AIM OF THE TASK:
Return all the entries exactly, keeping pictures out.
━━━ GIVEN ENTRIES ━━━
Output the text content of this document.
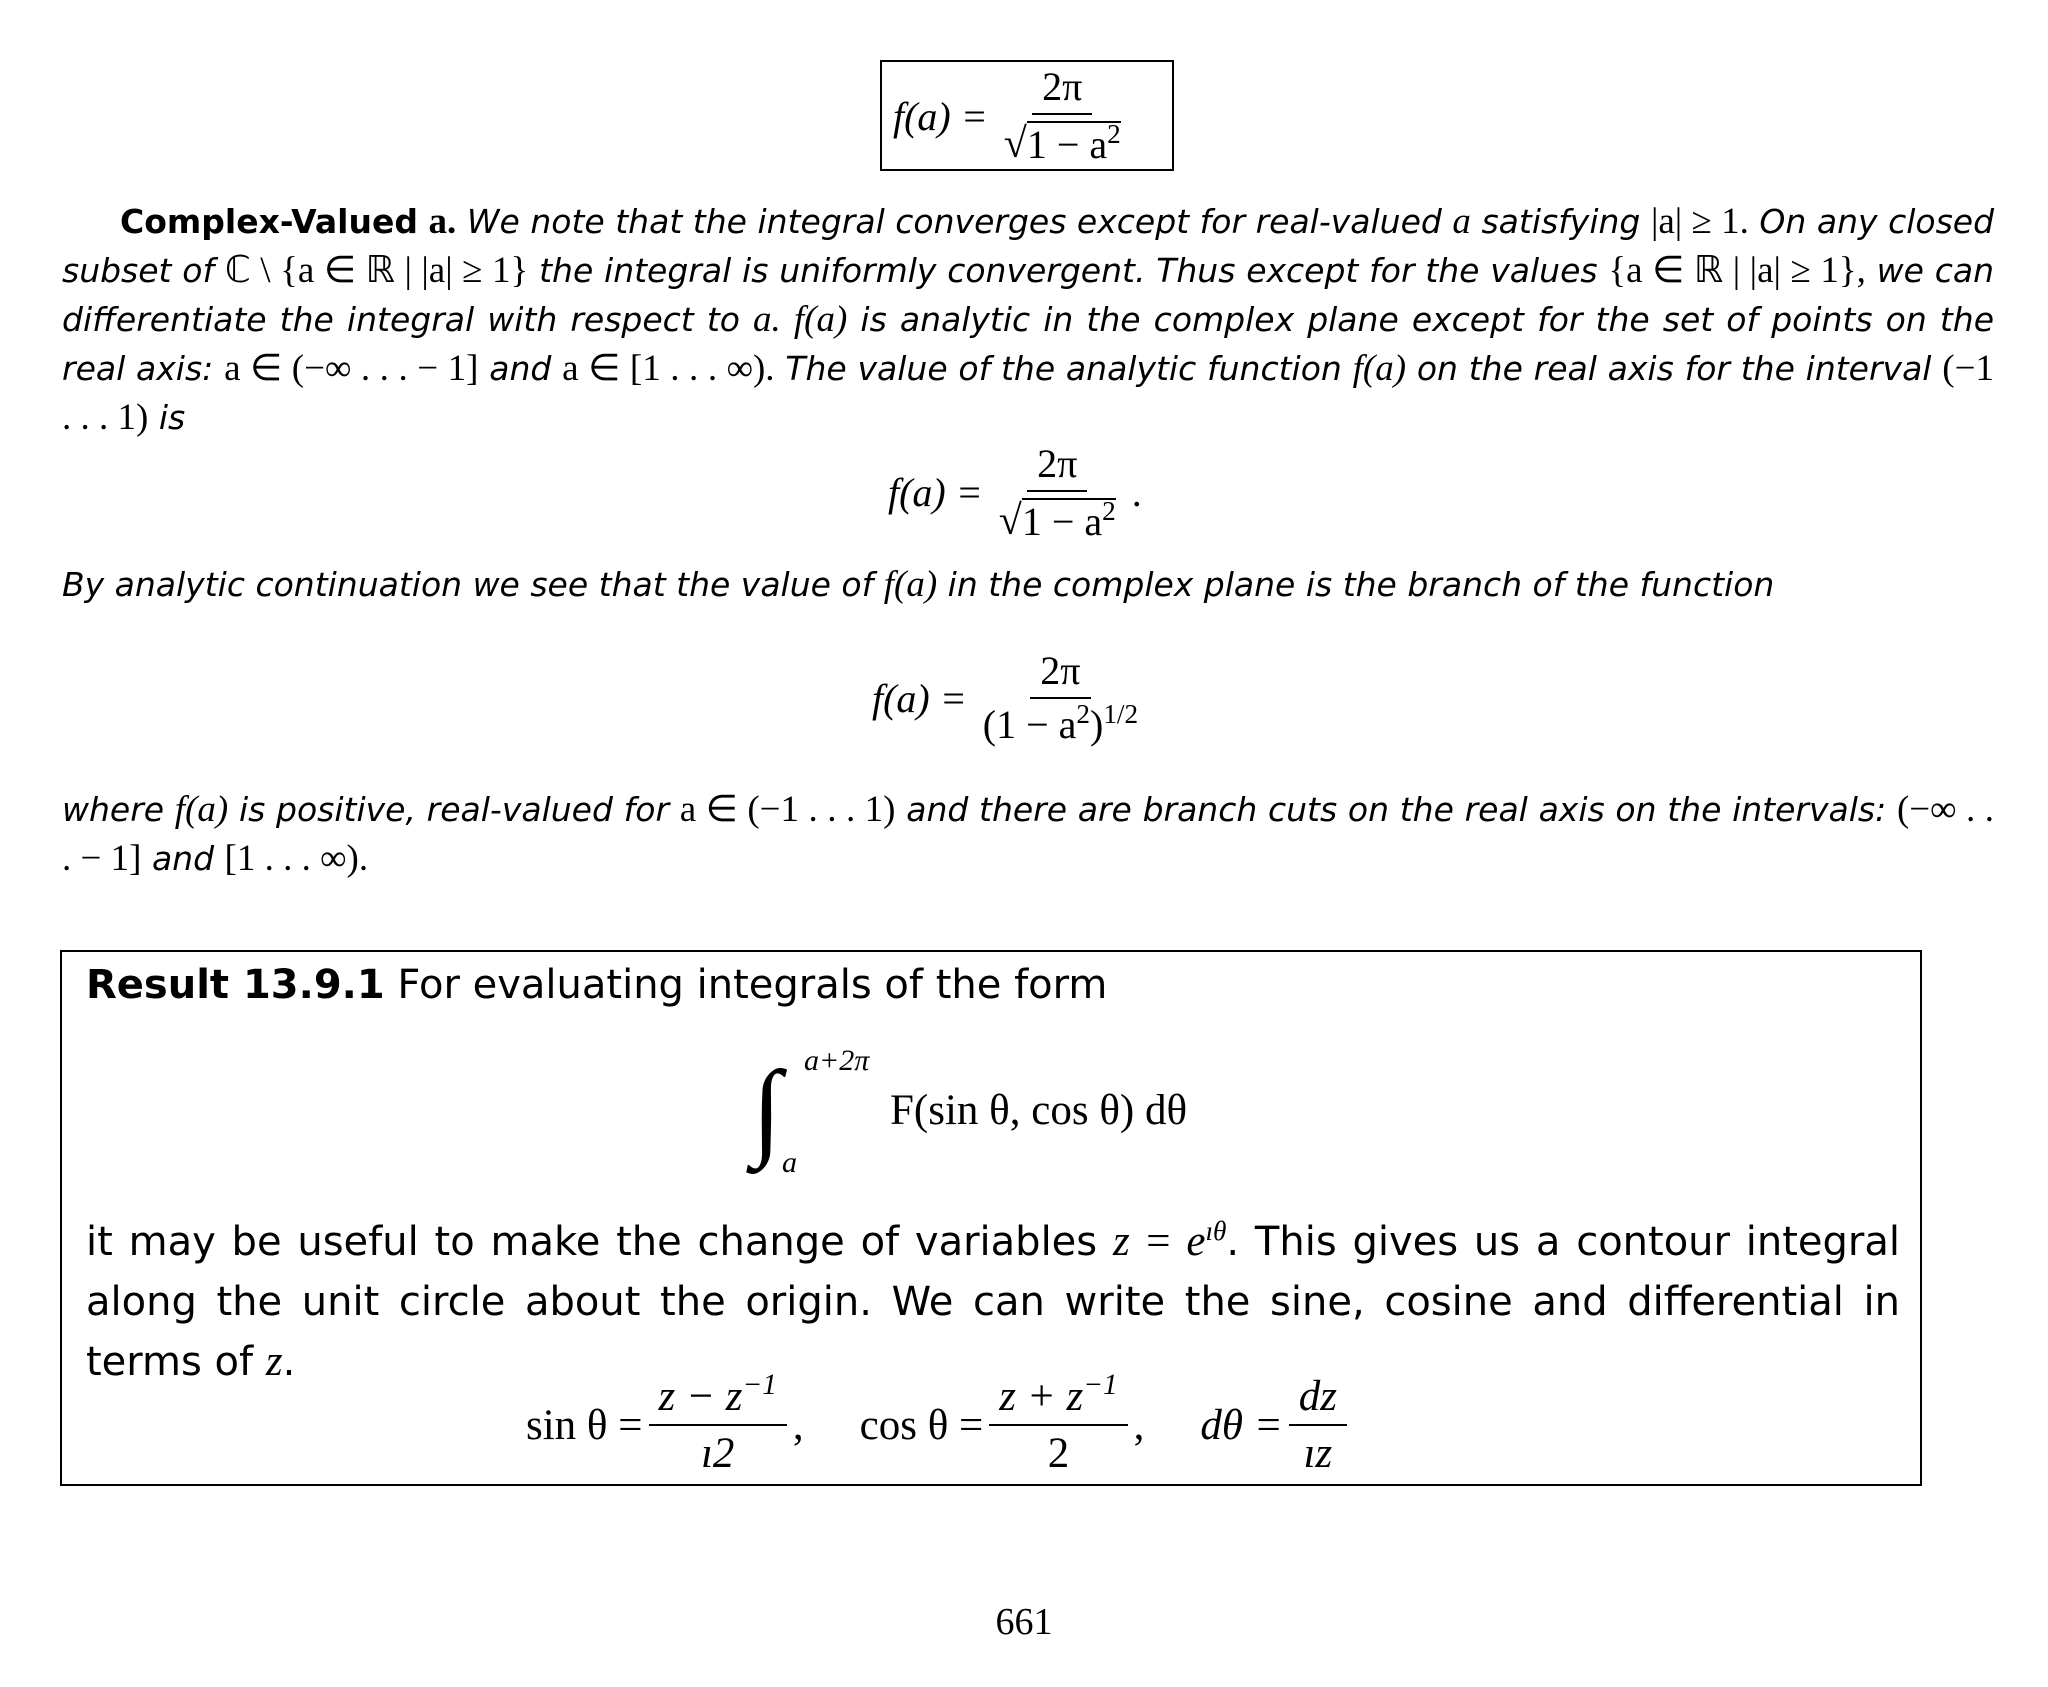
$f(a) = \frac{2\pi}{√ 1 - a^2}$
Complex-Valued a. We note that the integral converges except for real-valued a satisfying |a| ≥ 1. On any closed subset of ℂ \ {a ∈ ℝ | |a| ≥ 1} the integral is uniformly convergent. Thus except for the values {a ∈ ℝ | |a| ≥ 1}, we can differentiate the integral with respect to a. f(a) is analytic in the complex plane except for the set of points on the real axis: a ∈ (−∞ . . . − 1] and a ∈ [1 . . . ∞). The value of the analytic function f(a) on the real axis for the interval (−1 . . . 1) is
$f(a) = \frac{2\pi}{√ 1 - a^2}$ .
By analytic continuation we see that the value of f(a) in the complex plane is the branch of the function
$f(a) = \frac{2\pi}{(1 - a^2)^{1/2}}$
where f(a) is positive, real-valued for a ∈ (−1 . . . 1) and there are branch cuts on the real axis on the intervals: (−∞ . . . − 1] and [1 . . . ∞).
Result 13.9.1 For evaluating integrals of the form
∫ a+2π
a
F(sin θ, cos θ) dθ
it may be useful to make the change of variables $z = e^{ı\theta}$. This gives us a contour integral along the unit circle about the origin. We can write the sine, cosine and differential in terms of z.
$\sin \theta = \frac{z - z^{-1}}{ı2}$ , $\cos \theta = \frac{z + z^{-1}}{2}$ , $d\theta = \frac{dz}{ız}$
661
━━━
ANSWER FOR THIS EXERCISE:
Output the text content of this document.
$f(a) = \frac{2\pi}{√ 1 - a^2}$
Complex-Valued a. We note that the integral converges except for real-valued a satisfying |a| ≥ 1. On any closed subset of ℂ \ {a ∈ ℝ | |a| ≥ 1} the integral is uniformly convergent. Thus except for the values {a ∈ ℝ | |a| ≥ 1}, we can differentiate the integral with respect to a. f(a) is analytic in the complex plane except for the set of points on the real axis: a ∈ (−∞ . . . − 1] and a ∈ [1 . . . ∞). The value of the analytic function f(a) on the real axis for the interval (−1 . . . 1) is
$f(a) = \frac{2\pi}{√ 1 - a^2}$ .
By analytic continuation we see that the value of f(a) in the complex plane is the branch of the function
$f(a) = \frac{2\pi}{(1 - a^2)^{1/2}}$
where f(a) is positive, real-valued for a ∈ (−1 . . . 1) and there are branch cuts on the real axis on the intervals: (−∞ . . . − 1] and [1 . . . ∞).
Result 13.9.1 For evaluating integrals of the form
∫ a+2π
a
F(sin θ, cos θ) dθ
it may be useful to make the change of variables $z = e^{ı\theta}$. This gives us a contour integral along the unit circle about the origin. We can write the sine, cosine and differential in terms of z.
$\sin \theta = \frac{z - z^{-1}}{ı2}$ , $\cos \theta = \frac{z + z^{-1}}{2}$ , $d\theta = \frac{dz}{ız}$
661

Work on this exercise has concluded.